# Exercise:
Print each of the entries exactly, leaving nothing out.

─── Input material

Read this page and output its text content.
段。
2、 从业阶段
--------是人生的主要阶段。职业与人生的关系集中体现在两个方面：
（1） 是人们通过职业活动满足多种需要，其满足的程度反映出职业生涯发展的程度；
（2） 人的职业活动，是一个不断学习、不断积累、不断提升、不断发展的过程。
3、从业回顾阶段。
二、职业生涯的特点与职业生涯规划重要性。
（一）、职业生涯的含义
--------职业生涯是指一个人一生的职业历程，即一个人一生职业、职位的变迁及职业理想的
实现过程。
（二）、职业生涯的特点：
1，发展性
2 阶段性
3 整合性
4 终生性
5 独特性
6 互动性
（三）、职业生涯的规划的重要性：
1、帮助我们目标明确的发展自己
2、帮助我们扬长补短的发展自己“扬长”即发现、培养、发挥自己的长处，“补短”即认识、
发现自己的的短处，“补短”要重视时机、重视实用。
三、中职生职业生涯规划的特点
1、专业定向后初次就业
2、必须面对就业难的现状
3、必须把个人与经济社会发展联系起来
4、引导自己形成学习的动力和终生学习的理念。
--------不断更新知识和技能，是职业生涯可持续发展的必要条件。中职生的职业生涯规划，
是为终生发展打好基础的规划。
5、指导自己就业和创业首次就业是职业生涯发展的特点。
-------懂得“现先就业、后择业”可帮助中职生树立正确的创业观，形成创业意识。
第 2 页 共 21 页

──────

# Reply to the task:
Read this page and output its text content.
段。
2、 从业阶段
--------是人生的主要阶段。职业与人生的关系集中体现在两个方面：
（1） 是人们通过职业活动满足多种需要，其满足的程度反映出职业生涯发展的程度；
（2） 人的职业活动，是一个不断学习、不断积累、不断提升、不断发展的过程。
3、从业回顾阶段。
二、职业生涯的特点与职业生涯规划重要性。
（一）、职业生涯的含义
--------职业生涯是指一个人一生的职业历程，即一个人一生职业、职位的变迁及职业理想的
实现过程。
（二）、职业生涯的特点：
1，发展性
2 阶段性
3 整合性
4 终生性
5 独特性
6 互动性
（三）、职业生涯的规划的重要性：
1、帮助我们目标明确的发展自己
2、帮助我们扬长补短的发展自己“扬长”即发现、培养、发挥自己的长处，“补短”即认识、
发现自己的的短处，“补短”要重视时机、重视实用。
三、中职生职业生涯规划的特点
1、专业定向后初次就业
2、必须面对就业难的现状
3、必须把个人与经济社会发展联系起来
4、引导自己形成学习的动力和终生学习的理念。
--------不断更新知识和技能，是职业生涯可持续发展的必要条件。中职生的职业生涯规划，
是为终生发展打好基础的规划。
5、指导自己就业和创业首次就业是职业生涯发展的特点。
-------懂得“现先就业、后择业”可帮助中职生树立正确的创业观，形成创业意识。
第 2 页 共 21 页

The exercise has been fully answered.